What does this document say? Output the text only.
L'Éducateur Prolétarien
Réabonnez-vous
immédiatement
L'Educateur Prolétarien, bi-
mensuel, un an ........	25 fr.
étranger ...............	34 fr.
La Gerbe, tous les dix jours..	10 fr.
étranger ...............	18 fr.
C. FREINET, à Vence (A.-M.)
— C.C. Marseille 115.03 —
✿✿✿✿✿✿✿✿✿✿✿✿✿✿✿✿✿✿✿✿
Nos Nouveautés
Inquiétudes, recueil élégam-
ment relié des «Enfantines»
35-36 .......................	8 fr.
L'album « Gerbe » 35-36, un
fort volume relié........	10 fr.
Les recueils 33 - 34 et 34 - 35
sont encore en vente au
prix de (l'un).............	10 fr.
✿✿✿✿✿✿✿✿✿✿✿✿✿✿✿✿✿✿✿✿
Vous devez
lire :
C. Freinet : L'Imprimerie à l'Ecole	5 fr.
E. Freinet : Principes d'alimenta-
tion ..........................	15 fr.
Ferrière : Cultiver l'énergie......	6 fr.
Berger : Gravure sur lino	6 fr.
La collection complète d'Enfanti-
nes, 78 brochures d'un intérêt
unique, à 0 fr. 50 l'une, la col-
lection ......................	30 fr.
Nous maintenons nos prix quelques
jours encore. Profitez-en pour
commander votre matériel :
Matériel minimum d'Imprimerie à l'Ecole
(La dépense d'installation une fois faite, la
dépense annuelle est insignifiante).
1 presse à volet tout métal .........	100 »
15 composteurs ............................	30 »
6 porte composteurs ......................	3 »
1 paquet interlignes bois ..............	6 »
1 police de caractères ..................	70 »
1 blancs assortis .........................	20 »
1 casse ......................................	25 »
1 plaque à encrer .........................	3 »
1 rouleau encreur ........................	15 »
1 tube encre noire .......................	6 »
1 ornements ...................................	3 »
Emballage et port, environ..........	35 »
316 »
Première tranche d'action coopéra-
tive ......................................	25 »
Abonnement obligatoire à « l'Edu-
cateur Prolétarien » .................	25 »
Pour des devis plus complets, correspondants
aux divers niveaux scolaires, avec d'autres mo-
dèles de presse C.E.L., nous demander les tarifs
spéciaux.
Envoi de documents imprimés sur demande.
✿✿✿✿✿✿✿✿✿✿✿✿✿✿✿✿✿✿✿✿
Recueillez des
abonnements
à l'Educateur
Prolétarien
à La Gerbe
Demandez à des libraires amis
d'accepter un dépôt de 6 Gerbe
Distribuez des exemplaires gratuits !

⁂

→ **PROBLEM TO SOLVE**
Word for word, quote all of the data above.

→ **CORRECT RESULT**
What does this document say? Output the text only.
L'Éducateur Prolétarien
Réabonnez-vous
immédiatement
L'Educateur Prolétarien, bi-
mensuel, un an ........	25 fr.
étranger ...............	34 fr.
La Gerbe, tous les dix jours..	10 fr.
étranger ...............	18 fr.
C. FREINET, à Vence (A.-M.)
— C.C. Marseille 115.03 —
✿✿✿✿✿✿✿✿✿✿✿✿✿✿✿✿✿✿✿✿
Nos Nouveautés
Inquiétudes, recueil élégam-
ment relié des «Enfantines»
35-36 .......................	8 fr.
L'album « Gerbe » 35-36, un
fort volume relié........	10 fr.
Les recueils 33 - 34 et 34 - 35
sont encore en vente au
prix de (l'un).............	10 fr.
✿✿✿✿✿✿✿✿✿✿✿✿✿✿✿✿✿✿✿✿
Vous devez
lire :
C. Freinet : L'Imprimerie à l'Ecole	5 fr.
E. Freinet : Principes d'alimenta-
tion ..........................	15 fr.
Ferrière : Cultiver l'énergie......	6 fr.
Berger : Gravure sur lino	6 fr.
La collection complète d'Enfanti-
nes, 78 brochures d'un intérêt
unique, à 0 fr. 50 l'une, la col-
lection ......................	30 fr.
Nous maintenons nos prix quelques
jours encore. Profitez-en pour
commander votre matériel :
Matériel minimum d'Imprimerie à l'Ecole
(La dépense d'installation une fois faite, la
dépense annuelle est insignifiante).
1 presse à volet tout métal .........	100 »
15 composteurs ............................	30 »
6 porte composteurs ......................	3 »
1 paquet interlignes bois ..............	6 »
1 police de caractères ..................	70 »
1 blancs assortis .........................	20 »
1 casse ......................................	25 »
1 plaque à encrer .........................	3 »
1 rouleau encreur ........................	15 »
1 tube encre noire .......................	6 »
1 ornements ...................................	3 »
Emballage et port, environ..........	35 »
316 »
Première tranche d'action coopéra-
tive ......................................	25 »
Abonnement obligatoire à « l'Edu-
cateur Prolétarien » .................	25 »
Pour des devis plus complets, correspondants
aux divers niveaux scolaires, avec d'autres mo-
dèles de presse C.E.L., nous demander les tarifs
spéciaux.
Envoi de documents imprimés sur demande.
✿✿✿✿✿✿✿✿✿✿✿✿✿✿✿✿✿✿✿✿
Recueillez des
abonnements
à l'Educateur
Prolétarien
à La Gerbe
Demandez à des libraires amis
d'accepter un dépôt de 6 Gerbe
Distribuez des exemplaires gratuits !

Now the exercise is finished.